___ TASK MATERIAL
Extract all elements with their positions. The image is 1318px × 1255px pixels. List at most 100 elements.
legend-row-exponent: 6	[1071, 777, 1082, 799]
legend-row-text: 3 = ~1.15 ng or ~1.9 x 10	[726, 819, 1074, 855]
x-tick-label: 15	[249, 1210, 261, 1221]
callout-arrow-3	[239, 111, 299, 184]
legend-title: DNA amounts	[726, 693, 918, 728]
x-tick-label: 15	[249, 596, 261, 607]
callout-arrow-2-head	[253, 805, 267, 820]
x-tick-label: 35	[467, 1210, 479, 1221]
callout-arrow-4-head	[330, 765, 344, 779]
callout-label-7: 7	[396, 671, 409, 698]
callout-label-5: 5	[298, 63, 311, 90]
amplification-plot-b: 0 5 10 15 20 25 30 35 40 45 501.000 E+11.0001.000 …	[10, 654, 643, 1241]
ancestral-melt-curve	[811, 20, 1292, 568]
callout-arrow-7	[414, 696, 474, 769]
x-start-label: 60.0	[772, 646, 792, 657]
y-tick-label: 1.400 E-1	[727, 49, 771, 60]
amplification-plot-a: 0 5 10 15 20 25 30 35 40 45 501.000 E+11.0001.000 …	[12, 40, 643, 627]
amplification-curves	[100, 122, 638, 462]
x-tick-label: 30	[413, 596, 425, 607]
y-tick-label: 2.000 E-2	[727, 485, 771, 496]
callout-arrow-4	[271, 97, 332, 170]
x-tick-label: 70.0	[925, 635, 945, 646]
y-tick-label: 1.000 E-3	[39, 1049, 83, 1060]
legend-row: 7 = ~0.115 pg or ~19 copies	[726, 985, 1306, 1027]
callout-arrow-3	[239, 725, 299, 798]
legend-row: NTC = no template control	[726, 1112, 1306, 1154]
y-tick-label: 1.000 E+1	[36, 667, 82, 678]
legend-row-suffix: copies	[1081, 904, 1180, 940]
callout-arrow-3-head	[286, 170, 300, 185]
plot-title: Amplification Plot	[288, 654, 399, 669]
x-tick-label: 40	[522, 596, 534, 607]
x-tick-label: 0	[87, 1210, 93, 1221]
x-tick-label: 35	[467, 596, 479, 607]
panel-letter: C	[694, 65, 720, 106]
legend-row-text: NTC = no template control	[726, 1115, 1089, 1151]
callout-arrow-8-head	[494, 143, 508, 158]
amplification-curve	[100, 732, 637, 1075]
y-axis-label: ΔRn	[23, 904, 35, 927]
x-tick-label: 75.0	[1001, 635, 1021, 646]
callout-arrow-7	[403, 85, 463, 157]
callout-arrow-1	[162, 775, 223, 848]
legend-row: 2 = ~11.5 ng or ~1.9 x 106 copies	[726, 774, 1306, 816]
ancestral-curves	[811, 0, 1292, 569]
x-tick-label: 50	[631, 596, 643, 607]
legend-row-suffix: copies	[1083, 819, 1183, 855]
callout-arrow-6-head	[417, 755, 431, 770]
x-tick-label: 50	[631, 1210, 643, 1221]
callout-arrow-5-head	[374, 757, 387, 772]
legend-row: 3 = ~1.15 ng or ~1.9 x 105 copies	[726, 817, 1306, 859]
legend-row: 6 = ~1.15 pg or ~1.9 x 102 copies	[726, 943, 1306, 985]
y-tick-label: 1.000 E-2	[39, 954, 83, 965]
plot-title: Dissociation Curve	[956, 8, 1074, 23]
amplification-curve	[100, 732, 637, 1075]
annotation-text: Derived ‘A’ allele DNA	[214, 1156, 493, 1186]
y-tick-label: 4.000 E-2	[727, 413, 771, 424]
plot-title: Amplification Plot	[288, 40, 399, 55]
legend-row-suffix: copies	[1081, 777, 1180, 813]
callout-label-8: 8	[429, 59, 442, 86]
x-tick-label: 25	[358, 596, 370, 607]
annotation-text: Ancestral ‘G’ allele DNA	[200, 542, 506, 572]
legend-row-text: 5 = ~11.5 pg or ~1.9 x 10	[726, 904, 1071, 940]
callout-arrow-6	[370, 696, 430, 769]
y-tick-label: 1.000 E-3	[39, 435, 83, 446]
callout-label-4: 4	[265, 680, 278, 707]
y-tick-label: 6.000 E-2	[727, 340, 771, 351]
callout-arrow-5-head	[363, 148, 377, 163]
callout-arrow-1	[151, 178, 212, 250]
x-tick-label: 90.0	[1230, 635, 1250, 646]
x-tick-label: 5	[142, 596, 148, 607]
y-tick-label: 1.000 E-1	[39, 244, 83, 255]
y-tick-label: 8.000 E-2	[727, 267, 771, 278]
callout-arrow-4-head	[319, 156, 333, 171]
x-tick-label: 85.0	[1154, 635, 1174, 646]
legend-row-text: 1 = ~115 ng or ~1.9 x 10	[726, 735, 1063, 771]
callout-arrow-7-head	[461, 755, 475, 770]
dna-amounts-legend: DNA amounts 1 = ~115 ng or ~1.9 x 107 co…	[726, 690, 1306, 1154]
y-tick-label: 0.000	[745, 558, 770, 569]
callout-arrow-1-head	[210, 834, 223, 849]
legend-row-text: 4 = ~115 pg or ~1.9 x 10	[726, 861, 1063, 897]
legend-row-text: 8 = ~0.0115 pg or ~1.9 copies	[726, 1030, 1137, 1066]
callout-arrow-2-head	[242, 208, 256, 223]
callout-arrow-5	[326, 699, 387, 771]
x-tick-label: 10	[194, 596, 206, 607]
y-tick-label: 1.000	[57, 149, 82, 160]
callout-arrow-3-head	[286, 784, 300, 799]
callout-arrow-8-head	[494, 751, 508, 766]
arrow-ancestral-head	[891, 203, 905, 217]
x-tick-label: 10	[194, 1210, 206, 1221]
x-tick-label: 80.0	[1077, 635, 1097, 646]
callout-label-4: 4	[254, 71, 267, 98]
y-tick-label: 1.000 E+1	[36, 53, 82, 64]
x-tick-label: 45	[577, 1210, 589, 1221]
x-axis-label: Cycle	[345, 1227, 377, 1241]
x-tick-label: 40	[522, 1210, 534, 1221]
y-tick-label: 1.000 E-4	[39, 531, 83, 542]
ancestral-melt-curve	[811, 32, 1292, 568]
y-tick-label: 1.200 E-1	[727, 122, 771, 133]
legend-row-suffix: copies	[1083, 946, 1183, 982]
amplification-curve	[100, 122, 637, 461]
______
CHALLENGE. Rewrite the records from the first line through the line containing "819, 1183, 855]", inclusive, swapping "legend-title" for "legend-heading" and leaving everything else as it is.

ANSWER TO THE TASK.
Extract all elements with their positions. The image is 1318px × 1255px pixels. List at most 100 elements.
legend-row-exponent: 6	[1071, 777, 1082, 799]
legend-row-text: 3 = ~1.15 ng or ~1.9 x 10	[726, 819, 1074, 855]
x-tick-label: 15	[249, 1210, 261, 1221]
callout-arrow-3	[239, 111, 299, 184]
legend-heading: DNA amounts	[726, 693, 918, 728]
x-tick-label: 15	[249, 596, 261, 607]
callout-arrow-2-head	[253, 805, 267, 820]
x-tick-label: 35	[467, 1210, 479, 1221]
callout-arrow-4-head	[330, 765, 344, 779]
callout-label-7: 7	[396, 671, 409, 698]
callout-label-5: 5	[298, 63, 311, 90]
amplification-plot-b: 0 5 10 15 20 25 30 35 40 45 501.000 E+11.0001.000 …	[10, 654, 643, 1241]
ancestral-melt-curve	[811, 20, 1292, 568]
callout-arrow-7	[414, 696, 474, 769]
x-start-label: 60.0	[772, 646, 792, 657]
y-tick-label: 1.400 E-1	[727, 49, 771, 60]
amplification-plot-a: 0 5 10 15 20 25 30 35 40 45 501.000 E+11.0001.000 …	[12, 40, 643, 627]
amplification-curves	[100, 122, 638, 462]
x-tick-label: 30	[413, 596, 425, 607]
y-tick-label: 2.000 E-2	[727, 485, 771, 496]
callout-arrow-4	[271, 97, 332, 170]
x-tick-label: 70.0	[925, 635, 945, 646]
y-tick-label: 1.000 E-3	[39, 1049, 83, 1060]
legend-row: 7 = ~0.115 pg or ~19 copies	[726, 985, 1306, 1027]
callout-arrow-3	[239, 725, 299, 798]
legend-row: NTC = no template control	[726, 1112, 1306, 1154]
y-tick-label: 1.000 E+1	[36, 667, 82, 678]
legend-row-suffix: copies	[1081, 904, 1180, 940]
callout-arrow-3-head	[286, 170, 300, 185]
plot-title: Amplification Plot	[288, 654, 399, 669]
x-tick-label: 40	[522, 596, 534, 607]
x-tick-label: 0	[87, 1210, 93, 1221]
x-tick-label: 35	[467, 596, 479, 607]
panel-letter: C	[694, 65, 720, 106]
legend-row-text: NTC = no template control	[726, 1115, 1089, 1151]
callout-arrow-8-head	[494, 143, 508, 158]
amplification-curve	[100, 732, 637, 1075]
y-axis-label: ΔRn	[23, 904, 35, 927]
x-tick-label: 75.0	[1001, 635, 1021, 646]
callout-arrow-7	[403, 85, 463, 157]
callout-arrow-1	[162, 775, 223, 848]
legend-row: 2 = ~11.5 ng or ~1.9 x 106 copies	[726, 774, 1306, 816]
ancestral-curves	[811, 0, 1292, 569]
x-tick-label: 50	[631, 596, 643, 607]
legend-row-suffix: copies	[1083, 819, 1183, 855]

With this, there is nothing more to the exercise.